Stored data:
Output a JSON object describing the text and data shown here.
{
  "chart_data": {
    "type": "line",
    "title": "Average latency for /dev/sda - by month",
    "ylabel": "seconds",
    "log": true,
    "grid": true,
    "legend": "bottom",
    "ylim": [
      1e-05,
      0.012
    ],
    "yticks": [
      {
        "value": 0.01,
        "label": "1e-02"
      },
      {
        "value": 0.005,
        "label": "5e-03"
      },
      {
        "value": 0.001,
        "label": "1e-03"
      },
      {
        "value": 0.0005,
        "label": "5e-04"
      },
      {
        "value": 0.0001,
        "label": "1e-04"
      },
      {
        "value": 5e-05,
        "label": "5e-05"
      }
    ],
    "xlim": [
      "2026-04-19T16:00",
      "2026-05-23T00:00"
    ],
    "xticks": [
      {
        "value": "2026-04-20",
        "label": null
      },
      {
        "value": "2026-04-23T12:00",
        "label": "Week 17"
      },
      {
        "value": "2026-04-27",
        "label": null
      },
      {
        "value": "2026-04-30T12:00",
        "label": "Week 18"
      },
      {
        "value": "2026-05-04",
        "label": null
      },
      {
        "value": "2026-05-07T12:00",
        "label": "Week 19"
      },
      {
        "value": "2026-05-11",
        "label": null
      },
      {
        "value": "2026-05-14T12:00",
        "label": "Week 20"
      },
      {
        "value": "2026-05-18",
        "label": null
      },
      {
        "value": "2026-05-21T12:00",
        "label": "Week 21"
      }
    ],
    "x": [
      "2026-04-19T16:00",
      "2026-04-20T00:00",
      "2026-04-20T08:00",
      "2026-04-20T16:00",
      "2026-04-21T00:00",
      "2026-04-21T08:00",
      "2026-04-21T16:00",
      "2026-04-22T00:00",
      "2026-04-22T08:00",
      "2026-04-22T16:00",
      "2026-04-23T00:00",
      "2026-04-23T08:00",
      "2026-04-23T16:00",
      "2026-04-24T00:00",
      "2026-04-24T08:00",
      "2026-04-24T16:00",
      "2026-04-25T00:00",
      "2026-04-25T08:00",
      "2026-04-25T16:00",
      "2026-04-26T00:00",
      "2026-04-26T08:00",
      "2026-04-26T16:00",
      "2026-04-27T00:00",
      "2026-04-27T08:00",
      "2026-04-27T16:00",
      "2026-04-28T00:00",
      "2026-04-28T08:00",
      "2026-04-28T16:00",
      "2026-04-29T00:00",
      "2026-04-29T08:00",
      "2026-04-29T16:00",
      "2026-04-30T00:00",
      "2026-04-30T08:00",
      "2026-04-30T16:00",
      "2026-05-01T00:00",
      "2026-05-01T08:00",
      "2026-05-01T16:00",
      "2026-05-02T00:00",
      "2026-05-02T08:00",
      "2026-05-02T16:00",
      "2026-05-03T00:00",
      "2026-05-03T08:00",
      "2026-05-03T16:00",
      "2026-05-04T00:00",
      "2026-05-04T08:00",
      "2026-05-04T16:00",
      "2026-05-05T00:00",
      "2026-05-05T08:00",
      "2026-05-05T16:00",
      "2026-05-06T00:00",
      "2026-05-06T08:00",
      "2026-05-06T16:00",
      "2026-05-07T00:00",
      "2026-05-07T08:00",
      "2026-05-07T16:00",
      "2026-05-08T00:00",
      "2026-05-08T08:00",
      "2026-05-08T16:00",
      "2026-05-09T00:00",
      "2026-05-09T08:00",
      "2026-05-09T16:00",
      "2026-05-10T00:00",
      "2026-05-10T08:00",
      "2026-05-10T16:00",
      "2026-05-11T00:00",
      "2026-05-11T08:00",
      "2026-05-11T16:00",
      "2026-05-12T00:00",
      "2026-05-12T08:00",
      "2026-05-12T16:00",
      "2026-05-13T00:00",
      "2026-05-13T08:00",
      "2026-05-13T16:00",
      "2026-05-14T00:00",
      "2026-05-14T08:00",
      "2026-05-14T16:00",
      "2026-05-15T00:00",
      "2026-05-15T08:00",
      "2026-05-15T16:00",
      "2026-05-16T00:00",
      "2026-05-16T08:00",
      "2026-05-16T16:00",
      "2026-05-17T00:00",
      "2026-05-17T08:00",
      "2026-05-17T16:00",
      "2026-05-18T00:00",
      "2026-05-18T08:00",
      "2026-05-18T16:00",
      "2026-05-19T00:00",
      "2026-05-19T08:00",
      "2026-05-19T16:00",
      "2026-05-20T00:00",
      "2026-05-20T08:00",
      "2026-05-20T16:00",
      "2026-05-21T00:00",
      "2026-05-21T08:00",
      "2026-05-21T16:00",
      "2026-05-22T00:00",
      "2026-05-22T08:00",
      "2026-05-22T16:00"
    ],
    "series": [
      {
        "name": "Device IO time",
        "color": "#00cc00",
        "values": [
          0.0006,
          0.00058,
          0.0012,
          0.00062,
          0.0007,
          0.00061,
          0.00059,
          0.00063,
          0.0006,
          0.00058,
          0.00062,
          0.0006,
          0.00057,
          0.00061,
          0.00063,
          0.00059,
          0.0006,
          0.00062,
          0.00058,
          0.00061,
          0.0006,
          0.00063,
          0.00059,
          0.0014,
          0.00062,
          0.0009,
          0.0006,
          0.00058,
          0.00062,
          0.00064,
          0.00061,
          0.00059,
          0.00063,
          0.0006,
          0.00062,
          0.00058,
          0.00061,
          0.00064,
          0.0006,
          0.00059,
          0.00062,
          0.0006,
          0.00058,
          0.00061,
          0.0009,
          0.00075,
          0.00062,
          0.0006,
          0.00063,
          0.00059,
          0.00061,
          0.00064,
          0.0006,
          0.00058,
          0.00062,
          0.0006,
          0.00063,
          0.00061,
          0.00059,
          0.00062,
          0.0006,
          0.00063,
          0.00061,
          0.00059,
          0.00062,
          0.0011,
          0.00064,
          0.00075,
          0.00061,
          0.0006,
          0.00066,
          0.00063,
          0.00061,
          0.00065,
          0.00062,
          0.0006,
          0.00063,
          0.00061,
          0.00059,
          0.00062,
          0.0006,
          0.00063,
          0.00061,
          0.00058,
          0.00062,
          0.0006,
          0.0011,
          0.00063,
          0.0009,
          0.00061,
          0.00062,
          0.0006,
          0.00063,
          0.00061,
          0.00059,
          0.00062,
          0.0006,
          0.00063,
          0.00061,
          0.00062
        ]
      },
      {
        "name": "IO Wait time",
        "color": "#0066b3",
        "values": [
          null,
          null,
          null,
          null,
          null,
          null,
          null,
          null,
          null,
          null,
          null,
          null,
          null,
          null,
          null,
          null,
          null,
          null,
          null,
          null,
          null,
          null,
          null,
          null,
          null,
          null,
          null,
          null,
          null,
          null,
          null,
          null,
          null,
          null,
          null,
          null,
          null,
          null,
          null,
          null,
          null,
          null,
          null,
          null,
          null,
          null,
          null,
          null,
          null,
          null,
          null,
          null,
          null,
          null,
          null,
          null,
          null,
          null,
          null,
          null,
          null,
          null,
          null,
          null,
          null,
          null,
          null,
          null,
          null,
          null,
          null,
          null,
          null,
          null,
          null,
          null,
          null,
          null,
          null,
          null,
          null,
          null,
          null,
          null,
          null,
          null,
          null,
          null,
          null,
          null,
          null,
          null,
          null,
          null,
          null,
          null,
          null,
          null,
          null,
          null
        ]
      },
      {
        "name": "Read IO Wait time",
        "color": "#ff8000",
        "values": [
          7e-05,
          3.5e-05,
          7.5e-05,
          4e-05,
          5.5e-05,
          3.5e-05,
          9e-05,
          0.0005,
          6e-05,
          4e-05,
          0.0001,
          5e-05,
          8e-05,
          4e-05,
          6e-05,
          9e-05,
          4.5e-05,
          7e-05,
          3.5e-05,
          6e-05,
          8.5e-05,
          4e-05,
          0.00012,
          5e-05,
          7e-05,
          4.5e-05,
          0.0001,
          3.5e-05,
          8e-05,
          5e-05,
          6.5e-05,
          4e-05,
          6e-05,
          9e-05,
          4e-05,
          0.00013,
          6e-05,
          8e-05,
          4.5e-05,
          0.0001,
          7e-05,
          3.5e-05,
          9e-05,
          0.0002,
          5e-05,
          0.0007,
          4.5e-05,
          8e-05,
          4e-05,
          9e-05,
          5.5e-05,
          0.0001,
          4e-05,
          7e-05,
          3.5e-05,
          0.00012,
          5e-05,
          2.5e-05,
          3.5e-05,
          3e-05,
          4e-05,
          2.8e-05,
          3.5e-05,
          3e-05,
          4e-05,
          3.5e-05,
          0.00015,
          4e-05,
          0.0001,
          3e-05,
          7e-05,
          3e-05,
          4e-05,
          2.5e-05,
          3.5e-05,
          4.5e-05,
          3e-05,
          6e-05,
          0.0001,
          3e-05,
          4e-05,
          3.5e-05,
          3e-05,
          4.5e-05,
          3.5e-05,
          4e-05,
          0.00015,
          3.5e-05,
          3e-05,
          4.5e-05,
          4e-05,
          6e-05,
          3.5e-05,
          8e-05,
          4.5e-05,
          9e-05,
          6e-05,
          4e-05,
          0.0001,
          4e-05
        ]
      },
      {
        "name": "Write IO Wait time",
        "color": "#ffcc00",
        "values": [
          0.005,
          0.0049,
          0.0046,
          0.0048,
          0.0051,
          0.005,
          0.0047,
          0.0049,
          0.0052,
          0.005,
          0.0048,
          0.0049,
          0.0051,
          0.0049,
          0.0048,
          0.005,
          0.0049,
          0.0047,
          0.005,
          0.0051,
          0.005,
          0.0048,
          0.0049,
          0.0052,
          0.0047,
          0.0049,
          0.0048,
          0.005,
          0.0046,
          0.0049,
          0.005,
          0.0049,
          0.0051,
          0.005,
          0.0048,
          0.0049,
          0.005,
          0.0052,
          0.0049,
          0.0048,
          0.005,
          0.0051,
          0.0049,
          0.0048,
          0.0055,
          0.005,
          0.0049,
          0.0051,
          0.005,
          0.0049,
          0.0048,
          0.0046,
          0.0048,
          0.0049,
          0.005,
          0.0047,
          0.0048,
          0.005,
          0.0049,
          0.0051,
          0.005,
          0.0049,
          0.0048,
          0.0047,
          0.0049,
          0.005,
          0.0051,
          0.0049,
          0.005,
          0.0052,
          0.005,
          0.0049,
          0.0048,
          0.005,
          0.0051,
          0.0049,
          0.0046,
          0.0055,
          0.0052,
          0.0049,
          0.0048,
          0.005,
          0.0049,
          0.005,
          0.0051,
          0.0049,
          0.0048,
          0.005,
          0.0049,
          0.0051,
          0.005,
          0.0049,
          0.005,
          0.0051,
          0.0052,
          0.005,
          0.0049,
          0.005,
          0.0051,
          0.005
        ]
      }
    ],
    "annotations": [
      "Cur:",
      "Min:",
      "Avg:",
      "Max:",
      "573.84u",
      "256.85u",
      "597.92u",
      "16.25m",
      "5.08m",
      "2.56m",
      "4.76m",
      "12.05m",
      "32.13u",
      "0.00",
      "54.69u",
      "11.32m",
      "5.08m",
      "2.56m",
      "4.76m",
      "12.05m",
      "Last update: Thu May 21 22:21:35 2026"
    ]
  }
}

# [Given request]
Among the entries above, identify all lines with "time" and copy them.

# [Completed task]
        "name": "Device IO time",
        "name": "IO Wait time",
        "name": "Read IO Wait time",
        "name": "Write IO Wait time",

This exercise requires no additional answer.